### [TEXTAUSZUG]
※ ※ ※

Der 6. Januar, sagt Nussbaum, war ein Tag, an dem sich die amerikanische Öffentlichkeit einem Problem stellen musste, „das schon sehr lange unbeachtet vor sich hin schwelte, ein Problem im Herzen unserer Nation“.

Ein geplanter Angriff auf die Demokratie

Längst steht fest: Der Sturm auf das Kapitol an jenem Tag war keine spontane Eruption aufgestauten Wählerfrusts, sondern ein geplanter Angriff auf die Demokratie, dem Trump mit einer monatelangen Kampagne zur Diskreditierung der Wahl den Boden bereitet hatte. Das dramatische Ereignis, seine Vorgeschichte und Folgen werden die USA noch lange beschäftigen, juristisch, aber vor allem auch politisch.

Die wohl wichtigste Frage nämlich wird nicht in den zahllosen Strafverfahren gegen die Randalierer verhandelt, sondern innerhalb der republikanischen Partei. Ist das republikanische Establishment bereit, mit Trump zu brechen und Möglichkeiten einer Zusammenarbeit mit Bidens Demokraten auszuloten – oder behält der Agitator Trump die Oppositionspartei weiterhin im Griff?

Nussbaum glaubt, dass der Schock über den Gewaltexzess zur Spaltung der Republikaner führen wird. Die Lenkungswirkung von Wahlkampfspenden sei ein entscheidender Grund dafür. „Wirtschaftsverbände sagen sich zunehmend von der Republikanischen Partei los und weigern sich, Geld an Kandidaten zu spenden, die eine Hass-Agenda vertreten“, sagt Nussbaum.

※ ※ ※

### [AUFLISTUNG]
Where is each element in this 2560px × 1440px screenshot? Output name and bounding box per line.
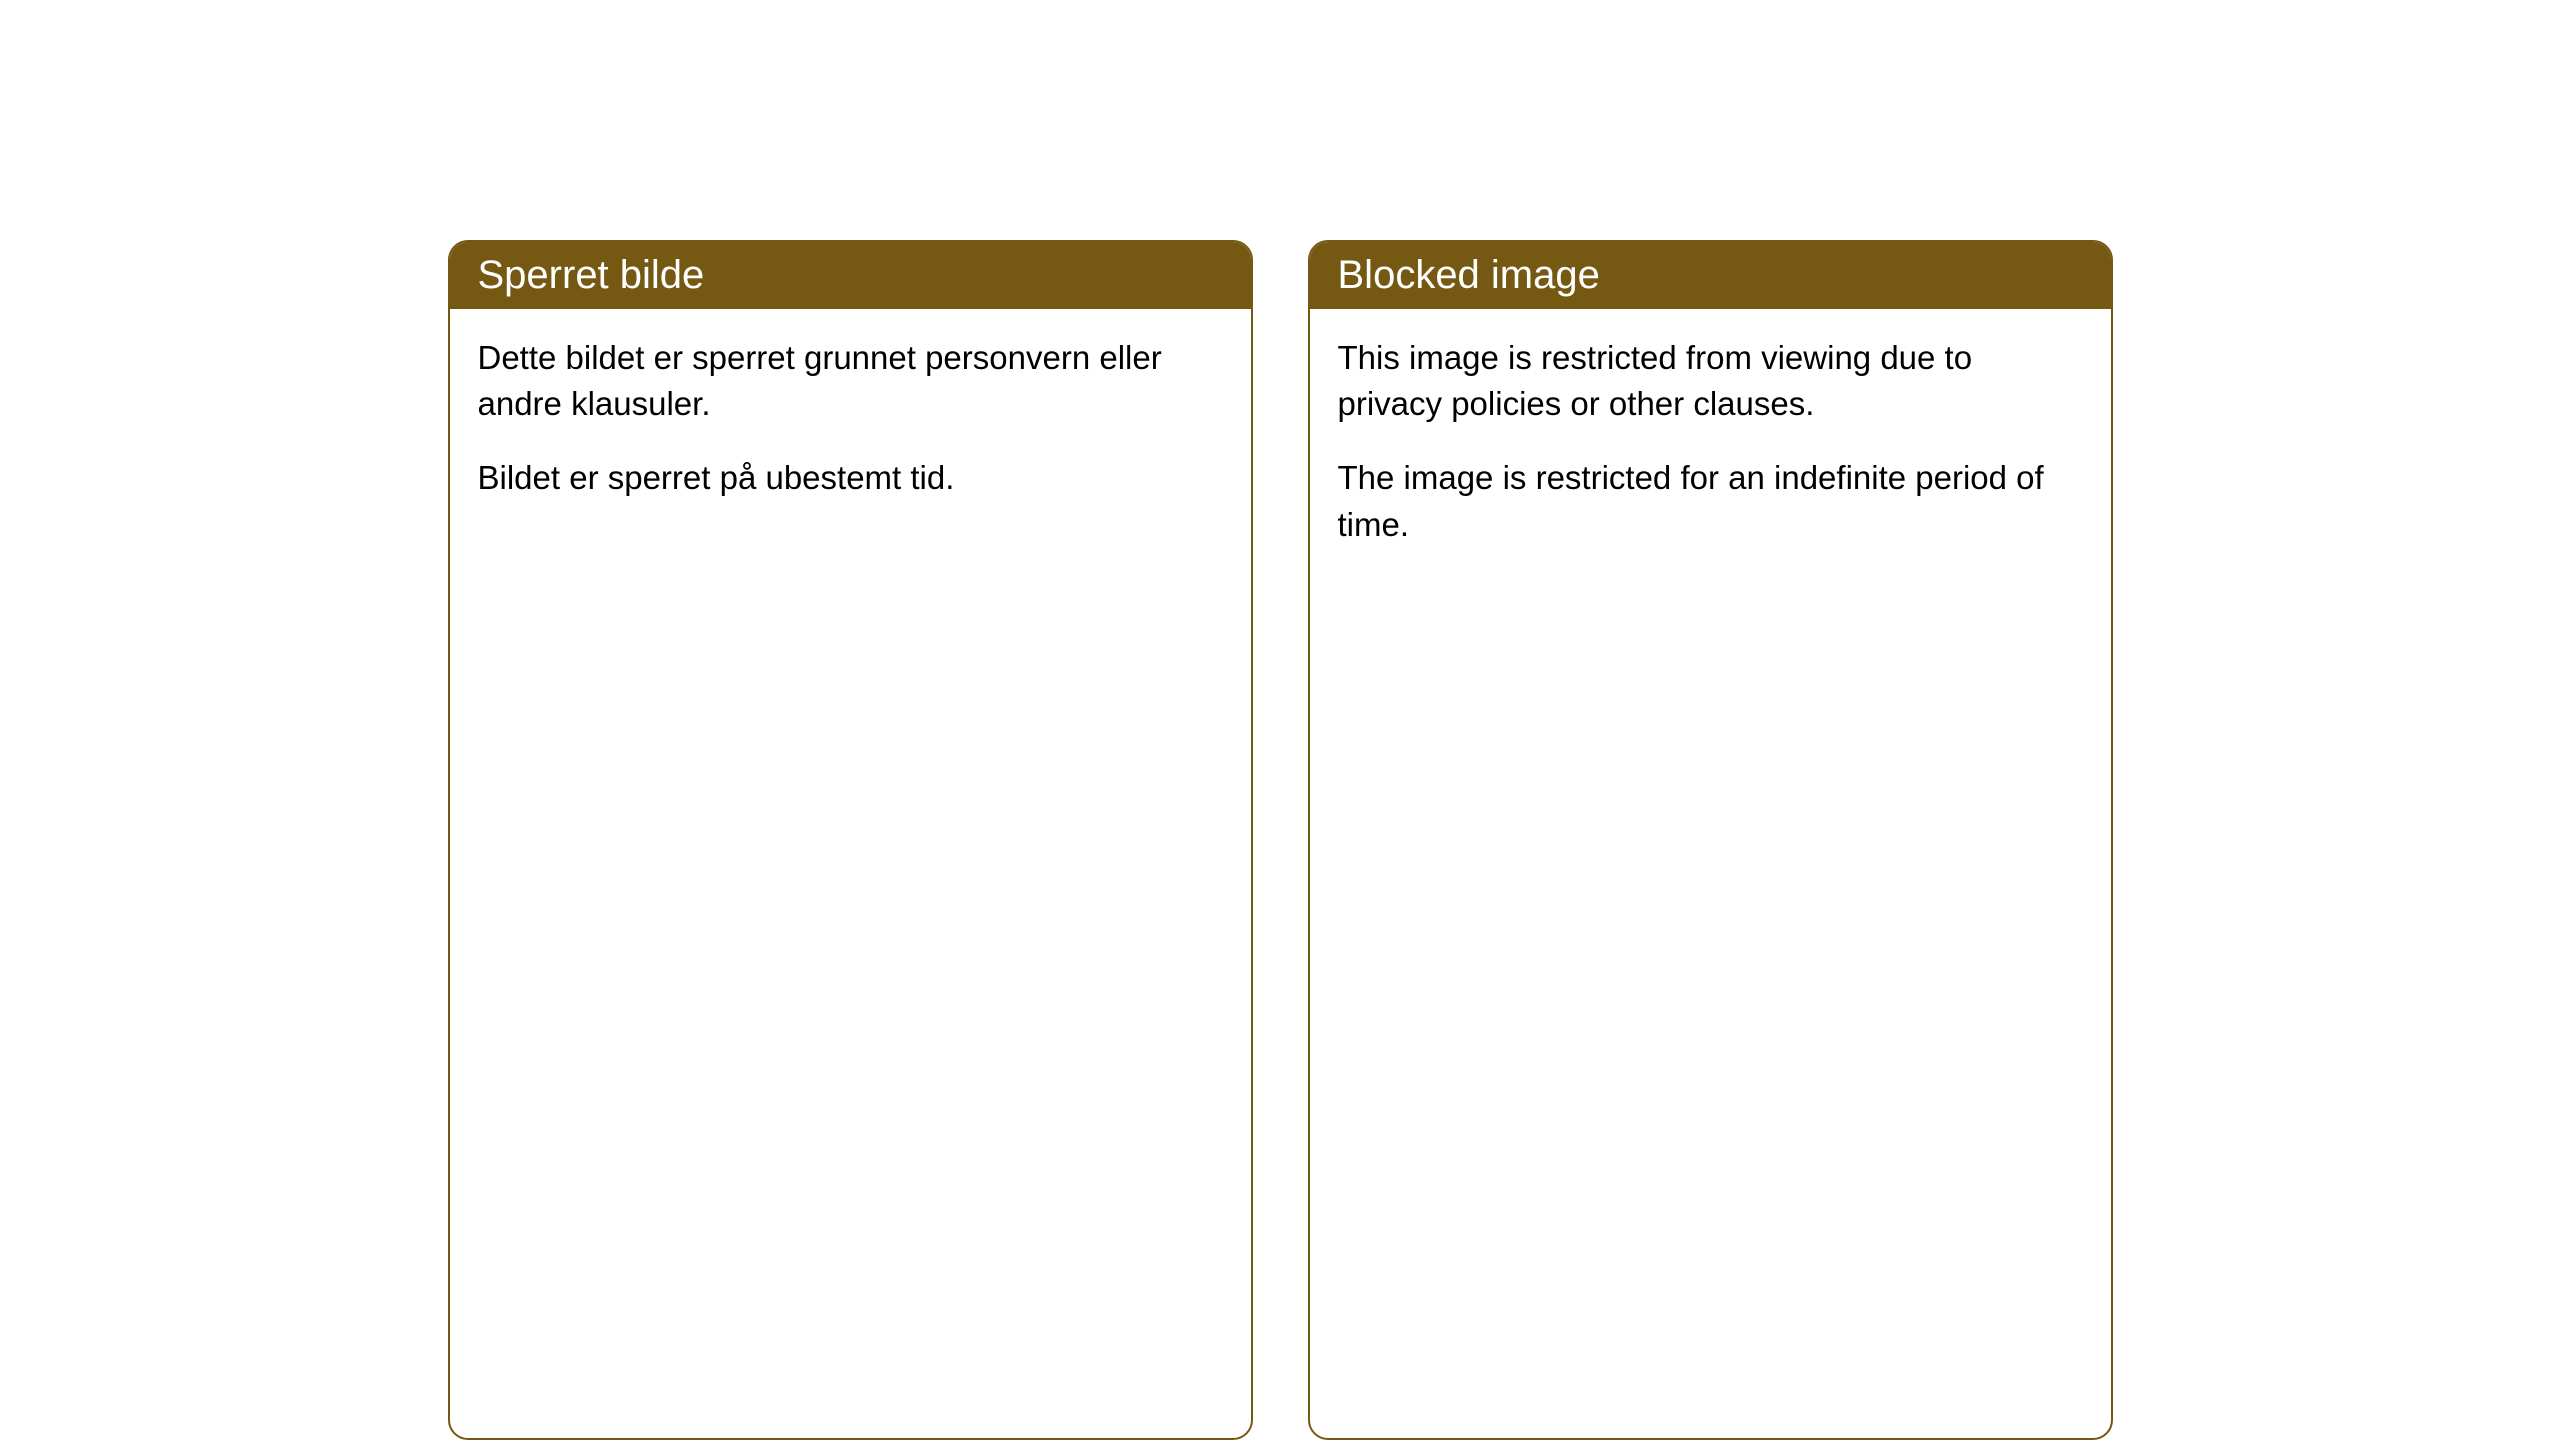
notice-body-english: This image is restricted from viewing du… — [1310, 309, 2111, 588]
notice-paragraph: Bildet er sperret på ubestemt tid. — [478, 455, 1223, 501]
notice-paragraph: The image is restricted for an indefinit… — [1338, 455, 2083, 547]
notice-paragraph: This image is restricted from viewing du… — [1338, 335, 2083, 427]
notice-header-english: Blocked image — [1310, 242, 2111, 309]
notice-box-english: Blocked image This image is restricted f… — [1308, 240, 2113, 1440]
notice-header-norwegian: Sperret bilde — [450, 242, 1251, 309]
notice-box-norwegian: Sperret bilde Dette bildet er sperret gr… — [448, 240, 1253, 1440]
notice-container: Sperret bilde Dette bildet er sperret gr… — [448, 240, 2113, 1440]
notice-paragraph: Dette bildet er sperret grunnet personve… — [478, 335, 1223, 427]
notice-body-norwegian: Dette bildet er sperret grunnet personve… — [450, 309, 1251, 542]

※ ※ ※

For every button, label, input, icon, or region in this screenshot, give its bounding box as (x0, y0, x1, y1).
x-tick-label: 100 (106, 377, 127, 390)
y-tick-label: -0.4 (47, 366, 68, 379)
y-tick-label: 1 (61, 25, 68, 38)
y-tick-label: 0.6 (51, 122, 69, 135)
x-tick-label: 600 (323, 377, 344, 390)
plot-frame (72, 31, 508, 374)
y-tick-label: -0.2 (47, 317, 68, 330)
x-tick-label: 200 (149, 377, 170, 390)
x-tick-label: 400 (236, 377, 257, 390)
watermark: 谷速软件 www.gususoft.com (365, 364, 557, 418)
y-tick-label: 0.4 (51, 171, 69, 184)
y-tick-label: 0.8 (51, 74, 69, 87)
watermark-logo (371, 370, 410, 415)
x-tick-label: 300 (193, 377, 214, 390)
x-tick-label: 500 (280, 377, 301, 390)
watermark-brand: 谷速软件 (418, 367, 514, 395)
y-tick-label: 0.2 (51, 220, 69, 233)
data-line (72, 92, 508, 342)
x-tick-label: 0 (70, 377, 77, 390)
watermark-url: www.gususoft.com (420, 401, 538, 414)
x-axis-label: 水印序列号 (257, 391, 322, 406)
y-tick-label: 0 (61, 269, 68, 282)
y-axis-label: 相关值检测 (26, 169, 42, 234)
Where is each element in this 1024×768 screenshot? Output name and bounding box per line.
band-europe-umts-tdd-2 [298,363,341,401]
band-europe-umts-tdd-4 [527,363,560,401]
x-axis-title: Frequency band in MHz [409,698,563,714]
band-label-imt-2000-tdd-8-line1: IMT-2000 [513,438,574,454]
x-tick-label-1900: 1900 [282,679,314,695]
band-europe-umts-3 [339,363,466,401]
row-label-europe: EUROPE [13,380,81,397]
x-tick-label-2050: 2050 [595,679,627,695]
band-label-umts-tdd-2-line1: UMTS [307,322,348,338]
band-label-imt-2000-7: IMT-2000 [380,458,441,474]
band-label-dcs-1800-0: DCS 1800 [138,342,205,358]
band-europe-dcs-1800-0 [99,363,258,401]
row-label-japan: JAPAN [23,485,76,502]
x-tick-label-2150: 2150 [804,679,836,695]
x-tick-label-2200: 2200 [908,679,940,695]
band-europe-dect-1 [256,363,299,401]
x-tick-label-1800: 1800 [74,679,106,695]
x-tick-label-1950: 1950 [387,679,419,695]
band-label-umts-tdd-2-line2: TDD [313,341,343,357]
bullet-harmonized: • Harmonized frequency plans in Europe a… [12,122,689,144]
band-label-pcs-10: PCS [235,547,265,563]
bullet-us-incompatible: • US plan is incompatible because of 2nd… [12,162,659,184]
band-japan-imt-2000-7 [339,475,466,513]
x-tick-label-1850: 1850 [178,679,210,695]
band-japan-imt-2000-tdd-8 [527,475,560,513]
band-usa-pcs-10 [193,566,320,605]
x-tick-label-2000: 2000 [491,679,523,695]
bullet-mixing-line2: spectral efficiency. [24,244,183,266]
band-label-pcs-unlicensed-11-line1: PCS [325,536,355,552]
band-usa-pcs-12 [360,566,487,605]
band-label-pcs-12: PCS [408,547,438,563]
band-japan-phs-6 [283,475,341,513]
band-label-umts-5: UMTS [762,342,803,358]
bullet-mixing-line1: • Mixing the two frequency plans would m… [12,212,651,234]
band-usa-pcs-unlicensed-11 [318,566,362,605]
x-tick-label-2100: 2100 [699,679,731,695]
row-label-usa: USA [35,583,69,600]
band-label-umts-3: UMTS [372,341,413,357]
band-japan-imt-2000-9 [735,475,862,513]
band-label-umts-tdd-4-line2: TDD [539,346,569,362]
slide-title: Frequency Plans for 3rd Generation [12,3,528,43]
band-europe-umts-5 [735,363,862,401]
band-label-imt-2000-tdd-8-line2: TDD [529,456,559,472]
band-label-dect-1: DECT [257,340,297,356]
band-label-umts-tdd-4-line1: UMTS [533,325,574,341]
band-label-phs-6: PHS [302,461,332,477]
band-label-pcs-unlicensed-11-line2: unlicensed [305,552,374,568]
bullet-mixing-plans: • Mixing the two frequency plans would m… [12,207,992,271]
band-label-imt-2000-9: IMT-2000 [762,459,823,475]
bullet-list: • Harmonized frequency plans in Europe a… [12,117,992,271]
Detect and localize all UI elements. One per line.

※ ※ ※

### [AUFGABE A]
Gib aus dem Textauszug über den Sturm auf das Kapitol einen Abschnitt wortgetreu wieder: Beginne bei den Worten „Längst steht fest: Der“ und höre nach den Worten „weiterhin im Griff?“ auf.
### [AUFGABE B]
Bring Zeilen der Auflistung in eine nummerierte Liste ohne Leerzeilen: Beginne bei der Zeile mit „Where is each element in this 2560px“ und höre nach der Zeile mit „notice-body-norwegian: Dette bildet“ auf. Lass die Bilder weg.

### [ERGEBNIS A]
Längst steht fest: Der Sturm auf das Kapitol an jenem Tag war keine spontane Eruption aufgestauten Wählerfrusts, sondern ein geplanter Angriff auf die Demokratie, dem Trump mit einer monatelangen Kampagne zur Diskreditierung der Wahl den Boden bereitet hatte. Das dramatische Ereignis, seine Vorgeschichte und Folgen werden die USA noch lange beschäftigen, juristisch, aber vor allem auch politisch.

Die wohl wichtigste Frage nämlich wird nicht in den zahllosen Strafverfahren gegen die Randalierer verhandelt, sondern innerhalb der republikanischen Partei. Ist das republikanische Establishment bereit, mit Trump zu brechen und Möglichkeiten einer Zusammenarbeit mit Bidens Demokraten auszuloten – oder behält der Agitator Trump die Oppositionspartei weiterhin im Griff?

### [ERGEBNIS B]
1. Where is each element in this 2560px × 1440px screenshot? Output name and bounding box per line.
2. notice-body-english: This image is restricted from viewing du… — [1310, 309, 2111, 588]
3. notice-paragraph: Bildet er sperret på ubestemt tid. — [478, 455, 1223, 501]
4. notice-paragraph: The image is restricted for an indefinit… — [1338, 455, 2083, 547]
5. notice-paragraph: This image is restricted from viewing du… — [1338, 335, 2083, 427]
6. notice-header-english: Blocked image — [1310, 242, 2111, 309]
7. notice-box-english: Blocked image This image is restricted f… — [1308, 240, 2113, 1440]
8. notice-header-norwegian: Sperret bilde — [450, 242, 1251, 309]
9. notice-box-norwegian: Sperret bilde Dette bildet er sperret gr… — [448, 240, 1253, 1440]
10. notice-container: Sperret bilde Dette bildet er sperret gr… — [448, 240, 2113, 1440]
11. notice-paragraph: Dette bildet er sperret grunnet personve… — [478, 335, 1223, 427]
12. notice-body-norwegian: Dette bildet er sperret grunnet personve… — [450, 309, 1251, 542]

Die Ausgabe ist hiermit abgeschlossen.